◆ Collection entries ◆
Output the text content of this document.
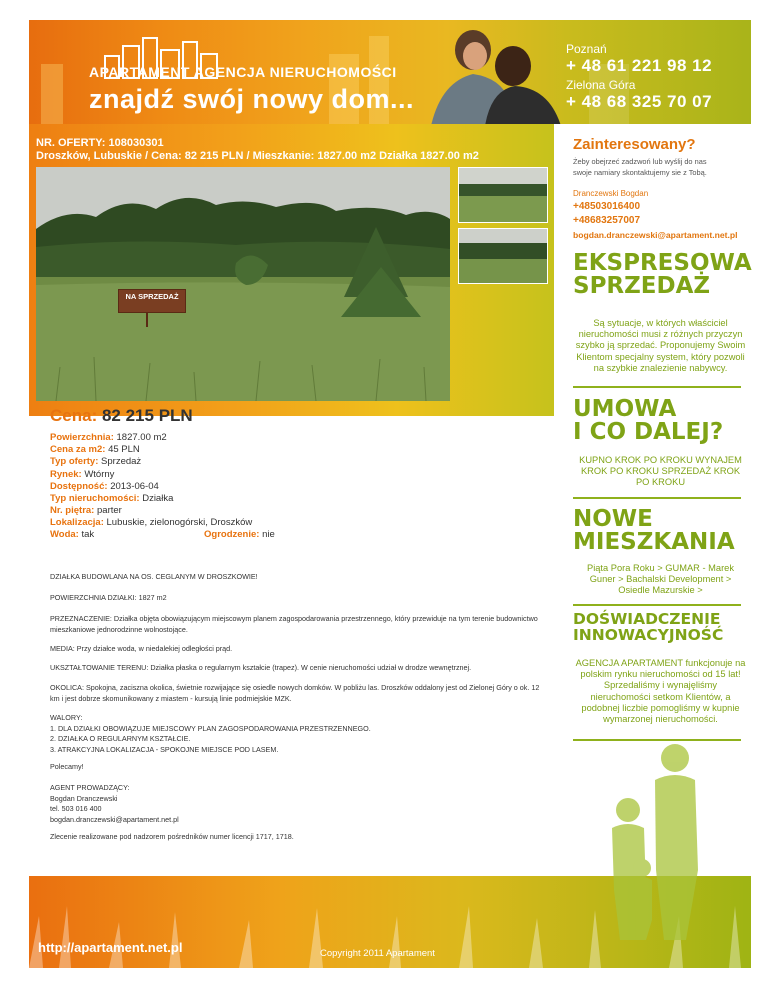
APARTAMENT AGENCJA NIERUCHOMOŚCI
znajdź swój nowy dom...
Poznań
+ 48 61 221 98 12
Zielona Góra
+ 48 68 325 70 07
NR. OFERTY: 108030301
Droszków, Lubuskie / Cena: 82 215 PLN / Mieszkanie: 1827.00 m2 Działka 1827.00 m2
NA SPRZEDAŻ
Cena: 82 215 PLN
Powierzchnia: 1827.00 m2
Cena za m2: 45 PLN
Typ oferty: Sprzedaż
Rynek: Wtórny
Dostępność: 2013-06-04
Typ nieruchomości: Działka
Nr. piętra: parter
Lokalizacja: Lubuskie, zielonogórski, Droszków
Woda: tak	Ogrodzenie: nie
DZIAŁKA BUDOWLANA NA OS. CEGLANYM W DROSZKOWIE!
POWIERZCHNIA DZIAŁKI: 1827 m2
PRZEZNACZENIE: Działka objęta obowiązującym miejscowym planem zagospodarowania przestrzennego, który przewiduje na tym terenie budownictwo mieszkaniowe jednorodzinne wolnostojące.
MEDIA: Przy działce woda, w niedalekiej odległości prąd.
UKSZTAŁTOWANIE TERENU: Działka płaska o regularnym kształcie (trapez). W cenie nieruchomości udział w drodze wewnętrznej.
OKOLICA: Spokojna, zaciszna okolica, świetnie rozwijające się osiedle nowych domków. W pobliżu las. Droszków oddalony jest od Zielonej Góry o ok. 12 km i jest dobrze skomunikowany z miastem - kursują linie podmiejskie MZK.
WALORY:
1. DLA DZIAŁKI OBOWIĄZUJE MIEJSCOWY PLAN ZAGOSPODAROWANIA PRZESTRZENNEGO.
2. DZIAŁKA O REGULARNYM KSZTAŁCIE.
3. ATRAKCYJNA LOKALIZACJA - SPOKOJNE MIEJSCE POD LASEM.
Polecamy!
AGENT PROWADZĄCY:
Bogdan Dranczewski
tel. 503 016 400
bogdan.dranczewski@apartament.net.pl
Zlecenie realizowane pod nadzorem pośredników numer licencji 1717, 1718.
Zainteresowany?
Żeby obejrzeć zadzwoń lub wyślij do nas swoje namiary skontaktujemy sie z Tobą.
Dranczewski Bogdan
+48503016400
+48683257007
bogdan.dranczewski@apartament.net.pl
EKSPRESOWA
SPRZEDAŻ
Są sytuacje, w których właściciel nieruchomości musi z różnych przyczyn szybko ją sprzedać. Proponujemy Swoim Klientom specjalny system, który pozwoli na szybkie znalezienie nabywcy.
UMOWA
I CO DALEJ?
KUPNO KROK PO KROKU WYNAJEM KROK PO KROKU SPRZEDAŻ KROK PO KROKU
NOWE
MIESZKANIA
Piąta Pora Roku > GUMAR - Marek Guner > Bachalski Development > Osiedle Mazurskie >
DOŚWIADCZENIE
INNOWACYJNOŚĆ
AGENCJA APARTAMENT funkcjonuje na polskim rynku nieruchomości od 15 lat! Sprzedaliśmy i wynajęliśmy nieruchomości setkom Klientów, a podobnej liczbie pomogliśmy w kupnie wymarzonej nieruchomości.
http://apartament.net.pl	Copyright 2011 Apartament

◆ WORK TO COMPLETE ◆
Retype all entries exactly as they appear, dropping the images.

◆ TASK RESULT ◆
Output the text content of this document.
APARTAMENT AGENCJA NIERUCHOMOŚCI
znajdź swój nowy dom...
Poznań
+ 48 61 221 98 12
Zielona Góra
+ 48 68 325 70 07
NR. OFERTY: 108030301
Droszków, Lubuskie / Cena: 82 215 PLN / Mieszkanie: 1827.00 m2 Działka 1827.00 m2
NA SPRZEDAŻ
Cena: 82 215 PLN
Powierzchnia: 1827.00 m2
Cena za m2: 45 PLN
Typ oferty: Sprzedaż
Rynek: Wtórny
Dostępność: 2013-06-04
Typ nieruchomości: Działka
Nr. piętra: parter
Lokalizacja: Lubuskie, zielonogórski, Droszków
Woda: tak	Ogrodzenie: nie
DZIAŁKA BUDOWLANA NA OS. CEGLANYM W DROSZKOWIE!
POWIERZCHNIA DZIAŁKI: 1827 m2
PRZEZNACZENIE: Działka objęta obowiązującym miejscowym planem zagospodarowania przestrzennego, który przewiduje na tym terenie budownictwo mieszkaniowe jednorodzinne wolnostojące.
MEDIA: Przy działce woda, w niedalekiej odległości prąd.
UKSZTAŁTOWANIE TERENU: Działka płaska o regularnym kształcie (trapez). W cenie nieruchomości udział w drodze wewnętrznej.
OKOLICA: Spokojna, zaciszna okolica, świetnie rozwijające się osiedle nowych domków. W pobliżu las. Droszków oddalony jest od Zielonej Góry o ok. 12 km i jest dobrze skomunikowany z miastem - kursują linie podmiejskie MZK.
WALORY:
1. DLA DZIAŁKI OBOWIĄZUJE MIEJSCOWY PLAN ZAGOSPODAROWANIA PRZESTRZENNEGO.
2. DZIAŁKA O REGULARNYM KSZTAŁCIE.
3. ATRAKCYJNA LOKALIZACJA - SPOKOJNE MIEJSCE POD LASEM.
Polecamy!
AGENT PROWADZĄCY:
Bogdan Dranczewski
tel. 503 016 400
bogdan.dranczewski@apartament.net.pl
Zlecenie realizowane pod nadzorem pośredników numer licencji 1717, 1718.
Zainteresowany?
Żeby obejrzeć zadzwoń lub wyślij do nas swoje namiary skontaktujemy sie z Tobą.
Dranczewski Bogdan
+48503016400
+48683257007
bogdan.dranczewski@apartament.net.pl
EKSPRESOWA
SPRZEDAŻ
Są sytuacje, w których właściciel nieruchomości musi z różnych przyczyn szybko ją sprzedać. Proponujemy Swoim Klientom specjalny system, który pozwoli na szybkie znalezienie nabywcy.
UMOWA
I CO DALEJ?
KUPNO KROK PO KROKU WYNAJEM KROK PO KROKU SPRZEDAŻ KROK PO KROKU
NOWE
MIESZKANIA
Piąta Pora Roku > GUMAR - Marek Guner > Bachalski Development > Osiedle Mazurskie >
DOŚWIADCZENIE
INNOWACYJNOŚĆ
AGENCJA APARTAMENT funkcjonuje na polskim rynku nieruchomości od 15 lat! Sprzedaliśmy i wynajęliśmy nieruchomości setkom Klientów, a podobnej liczbie pomogliśmy w kupnie wymarzonej nieruchomości.
http://apartament.net.pl	Copyright 2011 Apartament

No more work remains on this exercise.